Layout annotation data
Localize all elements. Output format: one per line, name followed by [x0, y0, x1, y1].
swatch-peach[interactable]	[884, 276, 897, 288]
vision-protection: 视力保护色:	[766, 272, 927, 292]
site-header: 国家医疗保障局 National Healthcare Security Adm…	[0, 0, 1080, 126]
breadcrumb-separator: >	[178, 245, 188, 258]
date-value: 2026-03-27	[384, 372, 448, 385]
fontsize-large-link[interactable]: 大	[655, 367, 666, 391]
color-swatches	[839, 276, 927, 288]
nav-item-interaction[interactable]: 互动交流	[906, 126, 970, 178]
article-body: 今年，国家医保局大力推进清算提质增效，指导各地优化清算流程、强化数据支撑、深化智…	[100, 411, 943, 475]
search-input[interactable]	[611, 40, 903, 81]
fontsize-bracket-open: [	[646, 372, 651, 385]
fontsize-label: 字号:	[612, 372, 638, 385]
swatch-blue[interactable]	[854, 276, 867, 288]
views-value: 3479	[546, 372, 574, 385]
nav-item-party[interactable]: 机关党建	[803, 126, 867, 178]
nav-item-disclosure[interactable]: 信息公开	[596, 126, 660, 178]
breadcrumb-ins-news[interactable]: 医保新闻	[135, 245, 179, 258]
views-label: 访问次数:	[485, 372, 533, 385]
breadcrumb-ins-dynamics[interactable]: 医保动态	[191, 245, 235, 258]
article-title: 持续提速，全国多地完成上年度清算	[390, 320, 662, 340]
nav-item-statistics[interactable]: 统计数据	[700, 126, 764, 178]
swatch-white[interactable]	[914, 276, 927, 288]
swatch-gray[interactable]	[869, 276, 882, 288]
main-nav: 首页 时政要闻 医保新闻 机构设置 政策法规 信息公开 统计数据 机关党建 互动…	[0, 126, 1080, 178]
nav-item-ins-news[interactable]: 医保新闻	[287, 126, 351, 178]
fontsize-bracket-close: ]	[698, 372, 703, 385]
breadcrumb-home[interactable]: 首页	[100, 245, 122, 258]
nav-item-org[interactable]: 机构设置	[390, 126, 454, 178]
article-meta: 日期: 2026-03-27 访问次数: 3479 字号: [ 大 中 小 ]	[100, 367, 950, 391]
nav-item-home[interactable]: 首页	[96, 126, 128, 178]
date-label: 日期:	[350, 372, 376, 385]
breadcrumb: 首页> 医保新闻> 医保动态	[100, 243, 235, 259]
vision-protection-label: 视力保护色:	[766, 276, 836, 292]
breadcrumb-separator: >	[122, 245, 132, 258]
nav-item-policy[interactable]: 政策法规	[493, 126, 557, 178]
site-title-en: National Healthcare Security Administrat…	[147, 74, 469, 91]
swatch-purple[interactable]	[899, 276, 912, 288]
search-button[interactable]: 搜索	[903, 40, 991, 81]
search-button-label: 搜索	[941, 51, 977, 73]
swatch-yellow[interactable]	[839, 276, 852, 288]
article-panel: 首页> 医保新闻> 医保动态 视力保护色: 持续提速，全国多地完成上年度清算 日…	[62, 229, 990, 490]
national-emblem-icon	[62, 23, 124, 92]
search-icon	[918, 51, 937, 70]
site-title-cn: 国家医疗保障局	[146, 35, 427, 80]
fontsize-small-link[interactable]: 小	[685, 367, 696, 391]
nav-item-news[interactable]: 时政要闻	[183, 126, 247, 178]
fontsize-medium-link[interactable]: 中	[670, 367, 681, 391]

**SHORT EXERCISE:**
Copy every one of the rows above, keeping each line identical to the original.

**CORRECT OUTPUT:**
Localize all elements. Output format: one per line, name followed by [x0, y0, x1, y1].
swatch-peach[interactable]	[884, 276, 897, 288]
vision-protection: 视力保护色:	[766, 272, 927, 292]
site-header: 国家医疗保障局 National Healthcare Security Adm…	[0, 0, 1080, 126]
breadcrumb-separator: >	[178, 245, 188, 258]
date-value: 2026-03-27	[384, 372, 448, 385]
fontsize-large-link[interactable]: 大	[655, 367, 666, 391]
color-swatches	[839, 276, 927, 288]
nav-item-interaction[interactable]: 互动交流	[906, 126, 970, 178]
article-body: 今年，国家医保局大力推进清算提质增效，指导各地优化清算流程、强化数据支撑、深化智…	[100, 411, 943, 475]
search-input[interactable]	[611, 40, 903, 81]
fontsize-bracket-open: [	[646, 372, 651, 385]
fontsize-label: 字号:	[612, 372, 638, 385]
swatch-blue[interactable]	[854, 276, 867, 288]
views-value: 3479	[546, 372, 574, 385]
nav-item-party[interactable]: 机关党建	[803, 126, 867, 178]
nav-item-disclosure[interactable]: 信息公开	[596, 126, 660, 178]
breadcrumb-ins-news[interactable]: 医保新闻	[135, 245, 179, 258]
views-label: 访问次数:	[485, 372, 533, 385]
breadcrumb-ins-dynamics[interactable]: 医保动态	[191, 245, 235, 258]
article-title: 持续提速，全国多地完成上年度清算	[390, 320, 662, 340]
nav-item-statistics[interactable]: 统计数据	[700, 126, 764, 178]
swatch-white[interactable]	[914, 276, 927, 288]
swatch-gray[interactable]	[869, 276, 882, 288]
main-nav: 首页 时政要闻 医保新闻 机构设置 政策法规 信息公开 统计数据 机关党建 互动…	[0, 126, 1080, 178]
nav-item-ins-news[interactable]: 医保新闻	[287, 126, 351, 178]
fontsize-bracket-close: ]	[698, 372, 703, 385]
breadcrumb-home[interactable]: 首页	[100, 245, 122, 258]
nav-item-org[interactable]: 机构设置	[390, 126, 454, 178]
article-meta: 日期: 2026-03-27 访问次数: 3479 字号: [ 大 中 小 ]	[100, 367, 950, 391]
nav-item-home[interactable]: 首页	[96, 126, 128, 178]
date-label: 日期:	[350, 372, 376, 385]
breadcrumb: 首页> 医保新闻> 医保动态	[100, 243, 235, 259]
vision-protection-label: 视力保护色:	[766, 276, 836, 292]
breadcrumb-separator: >	[122, 245, 132, 258]
nav-item-policy[interactable]: 政策法规	[493, 126, 557, 178]
site-title-en: National Healthcare Security Administrat…	[147, 74, 469, 91]
swatch-purple[interactable]	[899, 276, 912, 288]
search-button[interactable]: 搜索	[903, 40, 991, 81]
search-button-label: 搜索	[941, 51, 977, 73]
swatch-yellow[interactable]	[839, 276, 852, 288]
article-panel: 首页> 医保新闻> 医保动态 视力保护色: 持续提速，全国多地完成上年度清算 日…	[62, 229, 990, 490]
national-emblem-icon	[62, 23, 124, 92]
search-icon	[918, 51, 937, 70]
site-title-cn: 国家医疗保障局	[146, 35, 427, 80]
fontsize-small-link[interactable]: 小	[685, 367, 696, 391]
nav-item-news[interactable]: 时政要闻	[183, 126, 247, 178]
fontsize-medium-link[interactable]: 中	[670, 367, 681, 391]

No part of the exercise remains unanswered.